▶ Goal
Copy out all the entries exactly.

▶ Provided records
· · · · ·

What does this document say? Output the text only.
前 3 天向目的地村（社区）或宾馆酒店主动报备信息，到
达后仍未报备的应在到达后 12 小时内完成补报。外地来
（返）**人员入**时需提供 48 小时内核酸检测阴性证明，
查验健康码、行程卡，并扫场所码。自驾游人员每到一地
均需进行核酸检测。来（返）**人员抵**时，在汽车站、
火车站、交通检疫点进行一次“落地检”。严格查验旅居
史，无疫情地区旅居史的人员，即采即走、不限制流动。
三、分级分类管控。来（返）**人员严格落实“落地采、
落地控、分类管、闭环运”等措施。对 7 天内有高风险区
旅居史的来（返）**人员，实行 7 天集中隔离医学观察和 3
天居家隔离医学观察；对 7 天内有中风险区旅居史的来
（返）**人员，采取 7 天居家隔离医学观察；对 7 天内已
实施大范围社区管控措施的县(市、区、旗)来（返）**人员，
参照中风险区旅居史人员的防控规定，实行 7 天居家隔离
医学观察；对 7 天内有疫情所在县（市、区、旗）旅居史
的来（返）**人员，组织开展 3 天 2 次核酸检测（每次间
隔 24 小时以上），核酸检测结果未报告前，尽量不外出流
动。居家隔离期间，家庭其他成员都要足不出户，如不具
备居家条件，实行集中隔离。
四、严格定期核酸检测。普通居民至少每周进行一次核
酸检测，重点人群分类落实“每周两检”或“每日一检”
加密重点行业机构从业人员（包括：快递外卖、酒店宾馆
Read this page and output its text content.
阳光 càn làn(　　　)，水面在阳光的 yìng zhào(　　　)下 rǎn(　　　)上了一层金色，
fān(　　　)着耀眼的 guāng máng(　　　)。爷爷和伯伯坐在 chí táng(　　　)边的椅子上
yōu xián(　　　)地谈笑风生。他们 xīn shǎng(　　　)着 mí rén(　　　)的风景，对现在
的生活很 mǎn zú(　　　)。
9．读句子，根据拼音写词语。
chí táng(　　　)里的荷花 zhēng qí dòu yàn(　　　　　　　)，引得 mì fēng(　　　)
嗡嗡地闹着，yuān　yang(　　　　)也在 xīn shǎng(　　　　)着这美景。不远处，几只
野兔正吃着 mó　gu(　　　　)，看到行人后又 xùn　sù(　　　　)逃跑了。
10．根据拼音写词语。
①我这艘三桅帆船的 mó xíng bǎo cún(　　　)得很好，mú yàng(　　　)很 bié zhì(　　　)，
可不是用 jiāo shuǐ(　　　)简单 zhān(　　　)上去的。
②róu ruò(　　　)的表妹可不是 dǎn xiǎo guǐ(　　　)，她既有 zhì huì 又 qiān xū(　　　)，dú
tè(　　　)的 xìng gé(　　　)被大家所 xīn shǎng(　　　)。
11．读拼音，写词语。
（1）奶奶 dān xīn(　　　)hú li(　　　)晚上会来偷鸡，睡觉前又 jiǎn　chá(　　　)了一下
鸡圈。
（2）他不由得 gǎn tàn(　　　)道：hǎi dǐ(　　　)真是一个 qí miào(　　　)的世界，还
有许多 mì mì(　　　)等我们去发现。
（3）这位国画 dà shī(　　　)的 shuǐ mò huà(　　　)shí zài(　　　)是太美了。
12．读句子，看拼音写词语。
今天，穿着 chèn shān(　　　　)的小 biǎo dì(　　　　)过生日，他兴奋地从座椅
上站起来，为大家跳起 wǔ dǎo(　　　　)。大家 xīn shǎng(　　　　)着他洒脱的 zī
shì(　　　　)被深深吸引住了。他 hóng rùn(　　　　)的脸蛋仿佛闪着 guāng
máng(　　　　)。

· · · · ·

▶ Task response
What does this document say? Output the text only.
前 3 天向目的地村（社区）或宾馆酒店主动报备信息，到
达后仍未报备的应在到达后 12 小时内完成补报。外地来
（返）**人员入**时需提供 48 小时内核酸检测阴性证明，
查验健康码、行程卡，并扫场所码。自驾游人员每到一地
均需进行核酸检测。来（返）**人员抵**时，在汽车站、
火车站、交通检疫点进行一次“落地检”。严格查验旅居
史，无疫情地区旅居史的人员，即采即走、不限制流动。
三、分级分类管控。来（返）**人员严格落实“落地采、
落地控、分类管、闭环运”等措施。对 7 天内有高风险区
旅居史的来（返）**人员，实行 7 天集中隔离医学观察和 3
天居家隔离医学观察；对 7 天内有中风险区旅居史的来
（返）**人员，采取 7 天居家隔离医学观察；对 7 天内已
实施大范围社区管控措施的县(市、区、旗)来（返）**人员，
参照中风险区旅居史人员的防控规定，实行 7 天居家隔离
医学观察；对 7 天内有疫情所在县（市、区、旗）旅居史
的来（返）**人员，组织开展 3 天 2 次核酸检测（每次间
隔 24 小时以上），核酸检测结果未报告前，尽量不外出流
动。居家隔离期间，家庭其他成员都要足不出户，如不具
备居家条件，实行集中隔离。
四、严格定期核酸检测。普通居民至少每周进行一次核
酸检测，重点人群分类落实“每周两检”或“每日一检”
加密重点行业机构从业人员（包括：快递外卖、酒店宾馆
Read this page and output its text content.
阳光 càn làn(　　　)，水面在阳光的 yìng zhào(　　　)下 rǎn(　　　)上了一层金色，
fān(　　　)着耀眼的 guāng máng(　　　)。爷爷和伯伯坐在 chí táng(　　　)边的椅子上
yōu xián(　　　)地谈笑风生。他们 xīn shǎng(　　　)着 mí rén(　　　)的风景，对现在
的生活很 mǎn zú(　　　)。
9．读句子，根据拼音写词语。
chí táng(　　　)里的荷花 zhēng qí dòu yàn(　　　　　　　)，引得 mì fēng(　　　)
嗡嗡地闹着，yuān　yang(　　　　)也在 xīn shǎng(　　　　)着这美景。不远处，几只
野兔正吃着 mó　gu(　　　　)，看到行人后又 xùn　sù(　　　　)逃跑了。
10．根据拼音写词语。
①我这艘三桅帆船的 mó xíng bǎo cún(　　　)得很好，mú yàng(　　　)很 bié zhì(　　　)，
可不是用 jiāo shuǐ(　　　)简单 zhān(　　　)上去的。
②róu ruò(　　　)的表妹可不是 dǎn xiǎo guǐ(　　　)，她既有 zhì huì 又 qiān xū(　　　)，dú
tè(　　　)的 xìng gé(　　　)被大家所 xīn shǎng(　　　)。
11．读拼音，写词语。
（1）奶奶 dān xīn(　　　)hú li(　　　)晚上会来偷鸡，睡觉前又 jiǎn　chá(　　　)了一下
鸡圈。
（2）他不由得 gǎn tàn(　　　)道：hǎi dǐ(　　　)真是一个 qí miào(　　　)的世界，还
有许多 mì mì(　　　)等我们去发现。
（3）这位国画 dà shī(　　　)的 shuǐ mò huà(　　　)shí zài(　　　)是太美了。
12．读句子，看拼音写词语。
今天，穿着 chèn shān(　　　　)的小 biǎo dì(　　　　)过生日，他兴奋地从座椅
上站起来，为大家跳起 wǔ dǎo(　　　　)。大家 xīn shǎng(　　　　)着他洒脱的 zī
shì(　　　　)被深深吸引住了。他 hóng rùn(　　　　)的脸蛋仿佛闪着 guāng
máng(　　　　)。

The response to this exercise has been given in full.